(Structured figure records)
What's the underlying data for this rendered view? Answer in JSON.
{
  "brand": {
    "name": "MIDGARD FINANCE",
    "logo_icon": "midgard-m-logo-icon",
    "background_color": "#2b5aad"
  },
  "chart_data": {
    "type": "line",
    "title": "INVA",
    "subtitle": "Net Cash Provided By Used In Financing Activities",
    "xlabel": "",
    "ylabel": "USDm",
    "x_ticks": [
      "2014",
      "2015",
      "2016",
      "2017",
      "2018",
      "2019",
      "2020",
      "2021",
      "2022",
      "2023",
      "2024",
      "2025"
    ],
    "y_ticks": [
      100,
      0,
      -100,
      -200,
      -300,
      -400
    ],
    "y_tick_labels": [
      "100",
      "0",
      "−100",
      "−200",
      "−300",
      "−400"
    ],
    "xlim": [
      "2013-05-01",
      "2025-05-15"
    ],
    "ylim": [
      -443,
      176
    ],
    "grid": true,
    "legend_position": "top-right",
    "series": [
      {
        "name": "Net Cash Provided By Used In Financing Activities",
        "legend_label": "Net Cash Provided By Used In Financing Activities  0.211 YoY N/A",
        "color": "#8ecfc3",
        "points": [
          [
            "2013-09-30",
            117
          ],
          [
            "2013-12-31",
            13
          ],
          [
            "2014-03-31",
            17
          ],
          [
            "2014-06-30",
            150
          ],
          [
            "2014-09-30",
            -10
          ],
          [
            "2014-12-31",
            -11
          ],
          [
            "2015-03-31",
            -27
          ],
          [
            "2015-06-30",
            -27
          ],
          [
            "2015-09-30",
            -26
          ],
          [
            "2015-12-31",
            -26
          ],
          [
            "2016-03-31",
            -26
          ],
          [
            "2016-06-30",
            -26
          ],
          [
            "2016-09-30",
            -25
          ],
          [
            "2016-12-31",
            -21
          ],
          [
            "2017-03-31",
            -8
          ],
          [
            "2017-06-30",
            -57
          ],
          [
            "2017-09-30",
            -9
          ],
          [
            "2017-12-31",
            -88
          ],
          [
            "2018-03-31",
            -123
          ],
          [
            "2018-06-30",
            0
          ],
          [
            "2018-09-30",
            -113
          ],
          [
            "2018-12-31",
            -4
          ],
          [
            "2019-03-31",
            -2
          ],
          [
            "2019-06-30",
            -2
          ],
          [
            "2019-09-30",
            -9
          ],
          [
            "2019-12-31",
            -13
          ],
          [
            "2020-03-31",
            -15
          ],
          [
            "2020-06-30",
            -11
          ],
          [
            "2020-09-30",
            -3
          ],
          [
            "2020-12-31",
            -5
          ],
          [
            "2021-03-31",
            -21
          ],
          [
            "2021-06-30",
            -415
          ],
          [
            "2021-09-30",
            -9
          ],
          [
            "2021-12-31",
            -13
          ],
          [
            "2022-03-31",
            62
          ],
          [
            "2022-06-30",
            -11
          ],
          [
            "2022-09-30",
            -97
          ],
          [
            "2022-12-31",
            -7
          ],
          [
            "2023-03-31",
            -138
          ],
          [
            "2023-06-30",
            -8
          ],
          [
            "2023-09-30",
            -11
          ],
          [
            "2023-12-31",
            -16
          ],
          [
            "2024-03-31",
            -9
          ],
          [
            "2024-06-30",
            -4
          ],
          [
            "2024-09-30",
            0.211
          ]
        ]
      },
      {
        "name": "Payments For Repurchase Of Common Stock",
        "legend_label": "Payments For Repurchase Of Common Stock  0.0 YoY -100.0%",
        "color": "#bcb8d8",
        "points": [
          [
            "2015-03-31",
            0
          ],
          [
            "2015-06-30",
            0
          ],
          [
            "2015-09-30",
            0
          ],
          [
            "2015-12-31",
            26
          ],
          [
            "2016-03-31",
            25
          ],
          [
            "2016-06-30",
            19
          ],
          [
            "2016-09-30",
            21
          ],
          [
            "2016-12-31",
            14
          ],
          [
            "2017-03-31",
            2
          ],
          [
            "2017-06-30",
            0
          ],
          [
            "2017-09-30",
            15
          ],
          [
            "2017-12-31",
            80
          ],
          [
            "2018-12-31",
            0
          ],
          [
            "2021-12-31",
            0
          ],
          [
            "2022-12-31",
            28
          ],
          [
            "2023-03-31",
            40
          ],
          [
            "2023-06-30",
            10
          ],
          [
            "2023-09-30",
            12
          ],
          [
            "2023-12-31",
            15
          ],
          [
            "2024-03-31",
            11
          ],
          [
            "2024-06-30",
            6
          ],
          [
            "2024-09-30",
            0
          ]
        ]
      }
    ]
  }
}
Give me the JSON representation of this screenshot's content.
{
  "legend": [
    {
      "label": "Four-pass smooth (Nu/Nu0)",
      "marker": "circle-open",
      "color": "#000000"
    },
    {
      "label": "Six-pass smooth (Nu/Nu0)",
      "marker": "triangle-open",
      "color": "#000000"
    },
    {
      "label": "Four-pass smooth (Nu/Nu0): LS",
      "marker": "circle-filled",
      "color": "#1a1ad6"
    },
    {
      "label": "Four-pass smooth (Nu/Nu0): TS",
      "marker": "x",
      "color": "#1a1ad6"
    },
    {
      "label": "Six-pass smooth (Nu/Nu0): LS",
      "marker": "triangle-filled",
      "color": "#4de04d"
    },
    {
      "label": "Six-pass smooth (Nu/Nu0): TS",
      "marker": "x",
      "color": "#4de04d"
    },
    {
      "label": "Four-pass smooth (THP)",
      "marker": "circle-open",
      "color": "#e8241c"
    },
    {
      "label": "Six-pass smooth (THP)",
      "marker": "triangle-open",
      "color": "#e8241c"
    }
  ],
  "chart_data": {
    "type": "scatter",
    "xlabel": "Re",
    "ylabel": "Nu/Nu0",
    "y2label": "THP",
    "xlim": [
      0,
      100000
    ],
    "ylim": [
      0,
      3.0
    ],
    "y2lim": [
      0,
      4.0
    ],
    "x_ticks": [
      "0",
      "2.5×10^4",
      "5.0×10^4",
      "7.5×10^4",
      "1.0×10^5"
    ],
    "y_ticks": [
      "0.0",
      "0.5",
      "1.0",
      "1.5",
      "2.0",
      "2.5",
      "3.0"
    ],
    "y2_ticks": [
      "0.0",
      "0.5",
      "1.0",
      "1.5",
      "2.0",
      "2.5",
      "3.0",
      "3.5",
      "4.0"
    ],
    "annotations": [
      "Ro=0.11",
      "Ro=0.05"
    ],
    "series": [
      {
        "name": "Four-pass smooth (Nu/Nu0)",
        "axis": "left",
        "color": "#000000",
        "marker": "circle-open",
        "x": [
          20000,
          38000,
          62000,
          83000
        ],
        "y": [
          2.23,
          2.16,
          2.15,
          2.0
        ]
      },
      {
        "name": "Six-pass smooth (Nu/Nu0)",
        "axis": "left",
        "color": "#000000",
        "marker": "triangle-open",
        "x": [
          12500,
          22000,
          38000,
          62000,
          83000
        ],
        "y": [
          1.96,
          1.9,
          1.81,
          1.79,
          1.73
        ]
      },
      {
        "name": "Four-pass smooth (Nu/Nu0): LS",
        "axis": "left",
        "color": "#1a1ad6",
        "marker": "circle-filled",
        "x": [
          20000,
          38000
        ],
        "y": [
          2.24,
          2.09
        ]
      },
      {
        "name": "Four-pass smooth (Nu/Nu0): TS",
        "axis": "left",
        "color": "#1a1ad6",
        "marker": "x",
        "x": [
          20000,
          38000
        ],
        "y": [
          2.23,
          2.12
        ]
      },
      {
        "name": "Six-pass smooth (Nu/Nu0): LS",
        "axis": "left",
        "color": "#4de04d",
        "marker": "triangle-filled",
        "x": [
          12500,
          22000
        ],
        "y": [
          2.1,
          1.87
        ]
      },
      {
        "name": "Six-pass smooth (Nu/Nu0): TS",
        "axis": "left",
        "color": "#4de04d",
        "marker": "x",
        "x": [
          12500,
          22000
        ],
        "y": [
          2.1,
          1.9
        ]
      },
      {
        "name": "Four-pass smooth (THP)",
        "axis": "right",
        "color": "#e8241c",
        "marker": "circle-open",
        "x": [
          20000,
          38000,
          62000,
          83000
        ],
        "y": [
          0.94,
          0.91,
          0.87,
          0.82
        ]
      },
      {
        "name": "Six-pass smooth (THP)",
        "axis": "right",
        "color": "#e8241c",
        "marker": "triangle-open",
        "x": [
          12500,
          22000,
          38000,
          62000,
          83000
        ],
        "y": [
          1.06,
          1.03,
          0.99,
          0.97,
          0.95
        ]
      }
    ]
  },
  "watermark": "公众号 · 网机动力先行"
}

*PROBLEM TO WORK ON*.
Select every line of the records holding the string "Payments".

*ANSWER FOR THE TASK*.
        "name": "Payments For Repurchase Of Common Stock",
        "legend_label": "Payments For Repurchase Of Common Stock  0.0 YoY -100.0%",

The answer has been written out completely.